◆ **Предложенный отрывок**
- - - -
Я поняла его взгляд, набулькала ему еще. Опять выпил.

— Вы где отдыхаете? — спросил он гнусаво и загадочно.

— Обычно в Латвии... на берегу моря.

Тут он положил свое тело на стол, перегнулся пополам, сделал свои рачьи глазки страшными и прошептал (видать, так их там учили):

— А в Сибирь не хотите?

— Я там была, и не раз, — спокойно ответила, имея в виду гастроли. — А вы? Не были? Вот вам бы туда и поехать! — посоветовала с подтекстом. Он с опаской на меня посмотрел, вытащил из кармана тулупа «Приму» и хотел закурить.

— Нет! — сказала я строго. — У меня не курят. И вообще мне пора в театр. Подъем! — И, одеваясь, подумала с горечью: какие же дешевые кадры подбирает себе этот КГБ. Прямо обидно!

Идем по улице, мне кажется, что все на меня смотрят — я с кагэбэшником! Все показывают на меня пальцем.

— У вас левые концерты в театре бывают? — начал он.
- - - -
Записи разметки областей:

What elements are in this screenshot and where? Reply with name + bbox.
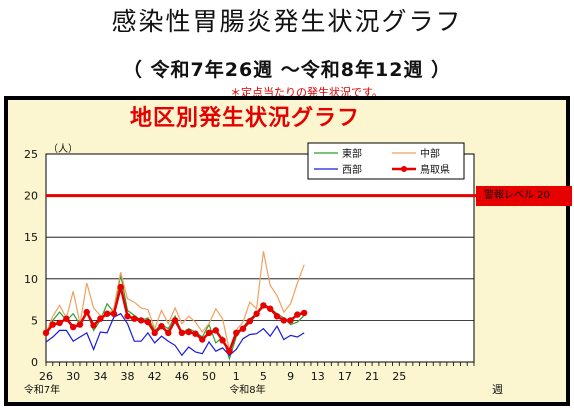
x-axis-label: 週 xyxy=(492,383,503,396)
data-point xyxy=(233,329,240,337)
data-point xyxy=(199,336,206,343)
legend-label: 西部 xyxy=(342,163,362,176)
data-point xyxy=(83,308,90,316)
x-tick-label: 13 xyxy=(311,370,325,383)
legend-box xyxy=(307,142,465,180)
y-tick-label: 0 xyxy=(31,356,38,369)
alert-level-label: 警報レベル 20 xyxy=(476,186,572,206)
x-tick-label: 42 xyxy=(148,370,162,383)
y-tick-label: 5 xyxy=(31,314,38,327)
data-point xyxy=(226,347,233,355)
data-point xyxy=(192,330,199,337)
y-tick-label: 20 xyxy=(24,190,38,203)
data-point xyxy=(246,318,254,325)
legend-label: 東部 xyxy=(342,147,362,160)
series-line-西部 xyxy=(45,312,305,357)
era-label-r7: 令和7年 xyxy=(24,383,60,396)
plot-area xyxy=(45,153,475,363)
legend-marker xyxy=(401,166,407,172)
data-point xyxy=(165,329,172,337)
data-point xyxy=(219,337,226,344)
legend-label: 鳥取県 xyxy=(420,163,450,176)
x-tick-label: 46 xyxy=(175,370,189,383)
data-point xyxy=(69,323,77,331)
y-tick-label: 15 xyxy=(24,231,38,244)
data-point xyxy=(76,321,84,328)
x-tick-label: 34 xyxy=(93,370,107,383)
era-label-r8: 令和8年 xyxy=(229,383,265,396)
data-point xyxy=(158,323,165,330)
x-tick-label: 21 xyxy=(365,370,379,383)
data-point xyxy=(287,317,294,324)
data-point xyxy=(103,310,111,317)
legend-label: 中部 xyxy=(420,147,440,160)
x-tick-label: 30 xyxy=(66,370,80,383)
y-tick-label: 10 xyxy=(24,273,38,286)
x-tick-label: 17 xyxy=(338,370,352,383)
x-tick-label: 50 xyxy=(202,370,216,383)
x-tick-label: 5 xyxy=(260,370,267,383)
data-point xyxy=(300,309,308,317)
data-point xyxy=(63,315,70,322)
y-axis-label: （人） xyxy=(48,143,78,155)
data-point xyxy=(56,319,63,327)
data-point xyxy=(273,313,281,320)
data-point xyxy=(144,318,152,326)
data-point xyxy=(294,311,301,318)
data-point xyxy=(117,283,124,291)
x-tick-label: 38 xyxy=(121,370,135,383)
data-point xyxy=(178,329,186,337)
data-point xyxy=(151,329,158,337)
series-line-中部 xyxy=(45,251,305,353)
x-tick-label: 26 xyxy=(39,370,53,383)
data-point xyxy=(171,317,179,324)
data-point xyxy=(253,310,260,317)
data-point xyxy=(124,313,131,320)
x-tick-label: 1 xyxy=(233,370,240,383)
data-point xyxy=(212,327,220,334)
x-tick-label: 25 xyxy=(392,370,406,383)
data-point xyxy=(185,328,192,336)
data-point xyxy=(90,322,97,329)
sentinel-note: ＊定点当たりの発生状況です。 xyxy=(230,86,383,99)
data-point xyxy=(97,315,104,322)
data-point xyxy=(137,317,145,324)
chart-title: 地区別発生状況グラフ xyxy=(130,106,361,131)
data-point xyxy=(131,315,138,322)
page-title: 感染性胃腸炎発生状況グラフ xyxy=(111,7,463,36)
data-point xyxy=(280,317,287,324)
data-point xyxy=(42,329,50,337)
data-point xyxy=(239,325,247,332)
x-tick-label: 9 xyxy=(287,370,294,383)
data-point xyxy=(266,305,274,312)
period-subtitle: （ 令和7年26週 ～令和8年12週 ） xyxy=(122,59,452,81)
data-point xyxy=(205,329,213,337)
data-point xyxy=(49,321,56,328)
y-tick-label: 25 xyxy=(24,148,38,161)
data-point xyxy=(110,310,118,317)
data-point xyxy=(260,302,267,309)
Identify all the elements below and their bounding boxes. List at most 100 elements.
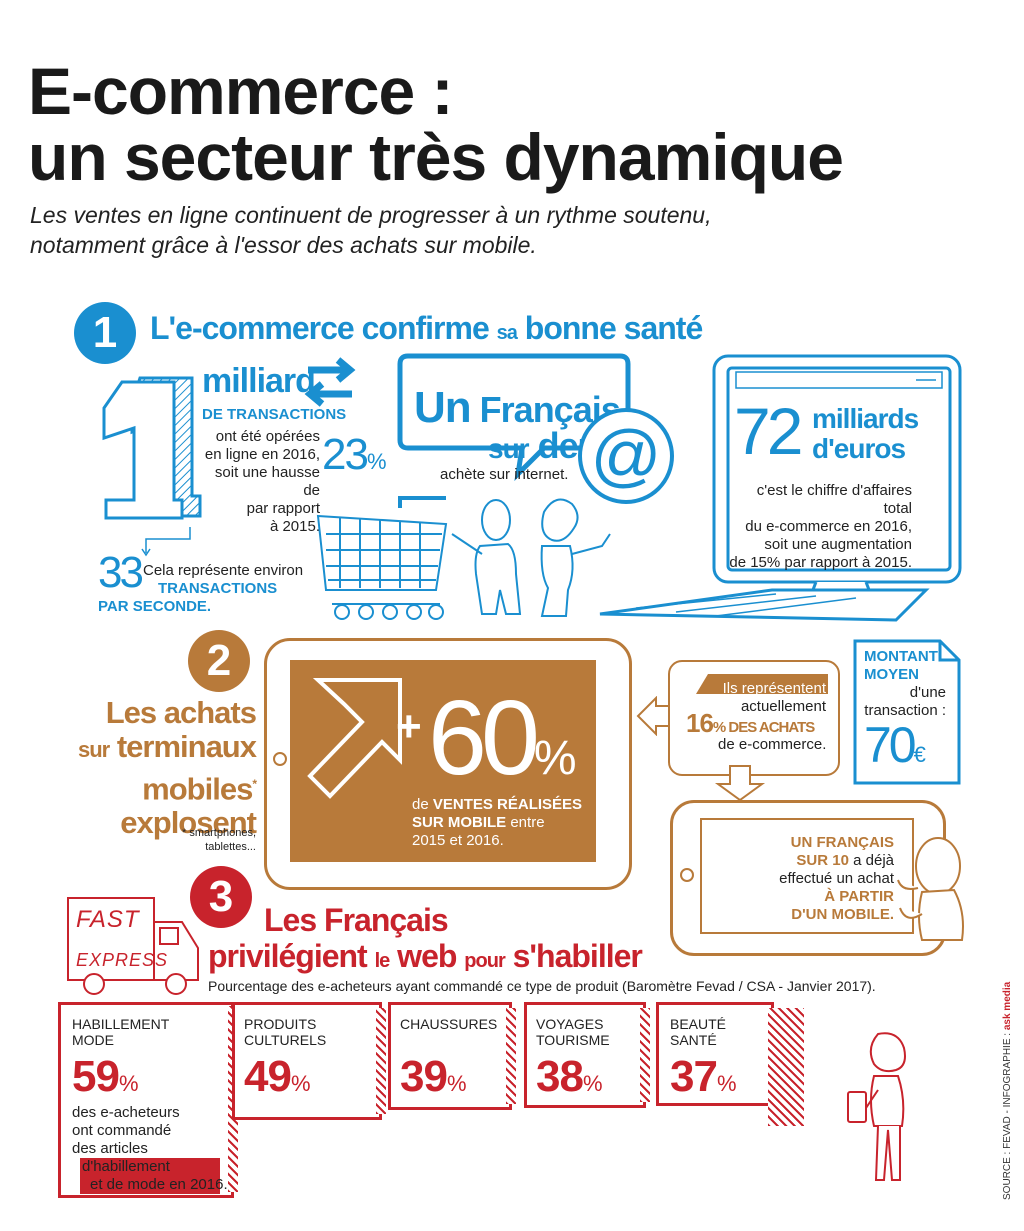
section1-heading: L'e-commerce confirme sa bonne santé [150, 310, 703, 347]
per-second-text-3: PAR SECONDE. [98, 598, 212, 615]
category-value-2: 39% [400, 1052, 466, 1102]
category-value-1: 49% [244, 1052, 310, 1102]
growth-plus: + [396, 702, 422, 751]
category-box-chaussures-side [506, 1008, 516, 1104]
section2-heading-3: mobiles [142, 771, 253, 807]
francais-desc: achète sur internet. [440, 466, 569, 483]
ca-unit-2: d'euros [812, 433, 906, 464]
hausse-unit: % [366, 449, 387, 474]
truck-text-1: FAST [76, 906, 140, 933]
category-box-beaute-side [768, 1008, 804, 1126]
section3-heading-2e: s'habiller [512, 938, 643, 974]
section2-badge: 2 [188, 630, 250, 692]
section3-heading-2c: web [397, 938, 457, 974]
mobile-desc-2a: SUR 10 [796, 852, 849, 869]
growth-desc-3: 2015 et 2016. [412, 832, 504, 849]
montant-number: 70 [864, 717, 917, 773]
source-brand: ask media [1002, 981, 1013, 1031]
category-label-0: HABILLEMENT MODE [72, 1016, 169, 1048]
transactions-desc-1: ont été opérées [215, 428, 320, 445]
category-2-unit: % [446, 1071, 467, 1096]
category-value-4: 37% [670, 1052, 736, 1102]
ca-desc: c'est le chiffre d'affaires total du e-c… [728, 482, 912, 572]
source-credit: SOURCE : FEVAD - INFOGRAPHIE : ask media [1002, 982, 1013, 1200]
category-1-label1: PRODUITS [244, 1016, 317, 1032]
section3-heading-2b: le [374, 950, 391, 972]
mobile-desc-5: D'UN MOBILE. [791, 906, 894, 923]
speech-bubble [397, 353, 631, 482]
footnote-1: * smartphones, [182, 827, 256, 839]
transactions-desc-3: soit une hausse de [214, 464, 320, 499]
phone-frame [670, 800, 946, 956]
share-number: 16 [686, 708, 714, 738]
footnote-2: tablettes... [205, 841, 256, 853]
section1-heading-a: L'e-commerce confirme [150, 310, 490, 346]
habillement-note-4: d'habillement [82, 1158, 170, 1175]
section1-heading-b: sa [496, 322, 518, 344]
category-label-3: VOYAGES TOURISME [536, 1016, 610, 1048]
habillement-note-band [80, 1158, 220, 1194]
source-text: SOURCE : FEVAD - INFOGRAPHIE : [1002, 1032, 1013, 1200]
hausse-value: 23% [322, 430, 387, 480]
section2-heading-4: explosent [120, 805, 257, 841]
category-3-label1: VOYAGES [536, 1016, 604, 1032]
transactions-desc-2: en ligne en 2016, [204, 446, 320, 463]
subtitle-line-1: Les ventes en ligne continuent de progre… [30, 202, 712, 228]
category-2-label1: CHAUSSURES [400, 1016, 498, 1032]
category-3-label2: TOURISME [536, 1032, 610, 1048]
share-box-band [696, 674, 828, 694]
phone-button [680, 868, 694, 882]
category-3-value: 38 [536, 1052, 584, 1101]
category-1-unit: % [290, 1071, 311, 1096]
category-0-label2: MODE [72, 1032, 114, 1048]
subtitle-line-2: notamment grâce à l'essor des achats sur… [30, 232, 537, 258]
category-value-0: 59% [72, 1052, 138, 1102]
man-peeking-illustration [897, 837, 964, 941]
category-box-voyages-side [640, 1008, 650, 1102]
growth-desc-2b: entre [510, 814, 545, 831]
francais-un: Un [414, 383, 472, 432]
shopping-cart-illustration [316, 496, 611, 620]
title-line-2: un secteur très dynamique [28, 120, 844, 194]
montant-title: MONTANT MOYEN [864, 648, 938, 684]
francais-sur: sur [488, 433, 530, 464]
growth-arrow-icon [307, 678, 402, 799]
transactions-desc-5: à 2015. [269, 518, 320, 535]
section2-heading-star: * [252, 777, 257, 791]
per-second-number: 33 [98, 548, 144, 597]
category-label-4: BEAUTÉ SANTÉ [670, 1016, 726, 1048]
section1-badge: 1 [74, 302, 136, 364]
montant-desc: d'une transaction : [862, 684, 946, 720]
category-1-value: 49 [244, 1052, 292, 1101]
habillement-note-5: et de mode en 2016. [90, 1176, 228, 1193]
growth-desc-1b: VENTES RÉALISÉES [432, 796, 583, 813]
share-text-2: actuellement [740, 698, 826, 715]
growth-desc-2a: SUR MOBILE [412, 814, 507, 831]
category-1-label2: CULTURELS [244, 1032, 327, 1048]
share-text-4: de e-commerce. [718, 736, 827, 753]
section1-heading-c: bonne santé [524, 310, 703, 346]
category-4-unit: % [716, 1071, 737, 1096]
receipt-frame [853, 639, 961, 785]
share-text-1: Ils représentent [722, 680, 826, 697]
category-4-label2: SANTÉ [670, 1032, 717, 1048]
category-box-culturels [232, 1002, 382, 1120]
section2-footnote: * smartphones, tablettes... [150, 826, 256, 854]
delivery-truck-illustration [67, 897, 199, 995]
share-text-3: % DES ACHATS [712, 719, 815, 736]
page-subtitle: Les ventes en ligne continuent de progre… [30, 200, 712, 260]
growth-number: 60 [428, 679, 540, 797]
title-line-1: E-commerce : [28, 54, 454, 128]
section2-heading-2a: sur [77, 737, 110, 762]
montant-value: 70€ [864, 716, 926, 774]
hausse-number: 23 [322, 430, 369, 479]
montant-currency: € [913, 742, 926, 767]
category-value-3: 38% [536, 1052, 602, 1102]
category-0-label1: HABILLEMENT [72, 1016, 170, 1032]
montant-desc-2: transaction : [864, 702, 946, 719]
ca-number: 72 [734, 394, 803, 468]
ca-desc-2: du e-commerce en 2016, [745, 518, 912, 535]
big-one-graphic [102, 376, 202, 520]
monitor-illustration [599, 354, 962, 622]
tablet-button [273, 752, 287, 766]
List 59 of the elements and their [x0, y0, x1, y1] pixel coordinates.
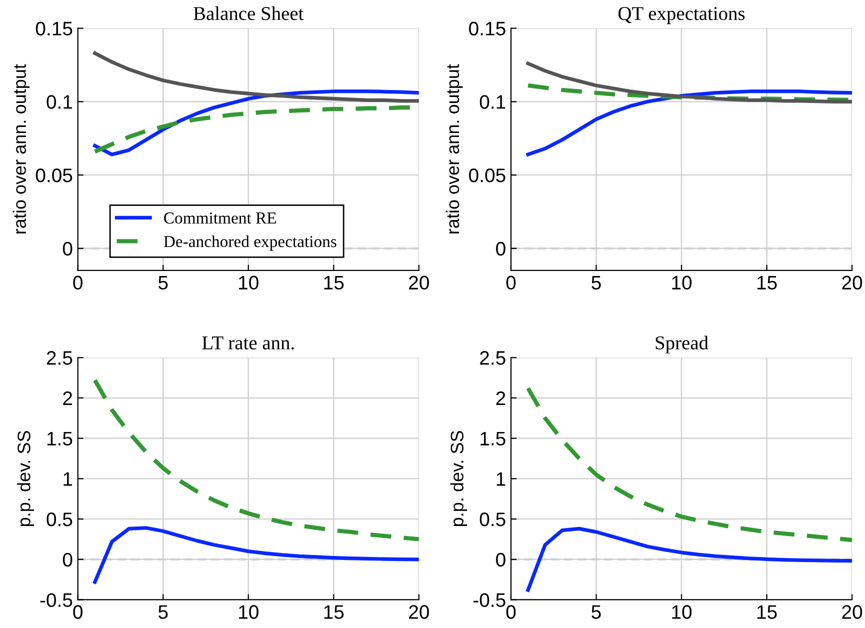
x-tick-label: 15 — [324, 276, 344, 290]
x-tick-label: 0 — [73, 605, 82, 619]
legend-label: De-anchored expectations — [164, 235, 336, 251]
line-series — [526, 386, 852, 542]
x-tick-label: 10 — [672, 276, 692, 290]
y-tick-label: 1 — [496, 472, 506, 486]
line-series — [526, 90, 852, 156]
y-axis-title: ratio over ann. output — [446, 64, 463, 234]
y-axis-title: p.p. dev. SS — [450, 430, 468, 526]
y-tick-label: 0 — [62, 242, 72, 256]
y-tick-label: 0.15 — [36, 22, 72, 36]
y-axis-title: ratio over ann. output — [12, 64, 30, 234]
x-tick-label: 15 — [757, 276, 777, 290]
y-tick-label: 1 — [64, 472, 72, 486]
x-tick-label: 10 — [239, 605, 258, 619]
y-tick-label: 2.5 — [480, 351, 506, 365]
y-tick-label: 2.5 — [46, 351, 72, 365]
x-tick-label: 10 — [239, 276, 258, 290]
x-tick-label: 5 — [592, 276, 601, 290]
y-tick-label: 0.1 — [46, 95, 72, 109]
line-series — [93, 51, 419, 103]
x-tick-label: 20 — [842, 605, 862, 619]
x-tick-label: 10 — [672, 605, 692, 619]
line-series — [92, 378, 419, 542]
y-tick-label: 0.05 — [36, 168, 72, 182]
x-tick-label: 0 — [73, 276, 82, 290]
y-tick-label: 0.1 — [480, 95, 506, 109]
x-tick-label: 0 — [506, 605, 516, 619]
chart-title: LT rate ann. — [202, 336, 294, 350]
x-tick-label: 20 — [842, 276, 862, 290]
y-tick-label: 0 — [62, 552, 72, 567]
line-series — [526, 526, 852, 592]
y-tick-label: 0 — [496, 242, 506, 256]
y-tick-label: 0.5 — [480, 512, 506, 526]
y-tick-label: 0 — [496, 552, 506, 567]
x-tick-label: 15 — [757, 605, 777, 619]
chart-title: QT expectations — [618, 7, 745, 24]
x-tick-label: 5 — [592, 605, 601, 619]
y-tick-label: 1.5 — [480, 432, 506, 446]
y-tick-label: 0.15 — [469, 22, 506, 36]
y-tick-label: -0.5 — [40, 593, 72, 607]
y-tick-label: 2 — [63, 391, 72, 405]
x-tick-label: 20 — [409, 605, 429, 619]
y-tick-label: 0.05 — [469, 168, 506, 182]
line-series — [93, 526, 419, 584]
x-tick-label: 5 — [158, 605, 168, 619]
line-series — [526, 62, 852, 104]
x-tick-label: 20 — [409, 276, 429, 290]
legend-label: Commitment RE — [164, 212, 276, 224]
chart-title: Balance Sheet — [194, 6, 304, 20]
y-tick-label: 0.5 — [46, 512, 72, 526]
y-tick-label: 1.5 — [47, 432, 72, 446]
y-tick-label: 2 — [496, 391, 506, 405]
chart-title: Spread — [656, 336, 708, 354]
x-tick-label: 0 — [506, 276, 516, 290]
y-axis-title: p.p. dev. SS — [17, 430, 34, 526]
y-tick-label: -0.5 — [473, 593, 506, 607]
x-tick-label: 5 — [158, 276, 168, 290]
x-tick-label: 15 — [324, 605, 344, 619]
- - - -
◆ **Что сделать**
A. Перепишите слово в слово весь отрывок о разговоре с кагэбэшником.
B. Повторите без изменений строки записей от строки с «x-tick-label: 15 — [324, 276, 344, 290]» до строки с «y-axis-title: ratio over ann. output — [446, 64, 463, 234]» включительно. Больше ничего не выводите.

◆ **Результаты по заданиям**
A.
Я поняла его взгляд, набулькала ему еще. Опять выпил.

— Вы где отдыхаете? — спросил он гнусаво и загадочно.

— Обычно в Латвии... на берегу моря.

Тут он положил свое тело на стол, перегнулся пополам, сделал свои рачьи глазки страшными и прошептал (видать, так их там учили):

— А в Сибирь не хотите?

— Я там была, и не раз, — спокойно ответила, имея в виду гастроли. — А вы? Не были? Вот вам бы туда и поехать! — посоветовала с подтекстом. Он с опаской на меня посмотрел, вытащил из кармана тулупа «Приму» и хотел закурить.

— Нет! — сказала я строго. — У меня не курят. И вообще мне пора в театр. Подъем! — И, одеваясь, подумала с горечью: какие же дешевые кадры подбирает себе этот КГБ. Прямо обидно!

Идем по улице, мне кажется, что все на меня смотрят — я с кагэбэшником! Все показывают на меня пальцем.

— У вас левые концерты в театре бывают? — начал он.

B.
x-tick-label: 15 — [324, 276, 344, 290]
x-tick-label: 0 — [73, 605, 82, 619]
legend-label: De-anchored expectations — [164, 235, 336, 251]
line-series — [526, 386, 852, 542]
x-tick-label: 10 — [672, 276, 692, 290]
y-tick-label: 1 — [496, 472, 506, 486]
line-series — [526, 90, 852, 156]
y-axis-title: ratio over ann. output — [446, 64, 463, 234]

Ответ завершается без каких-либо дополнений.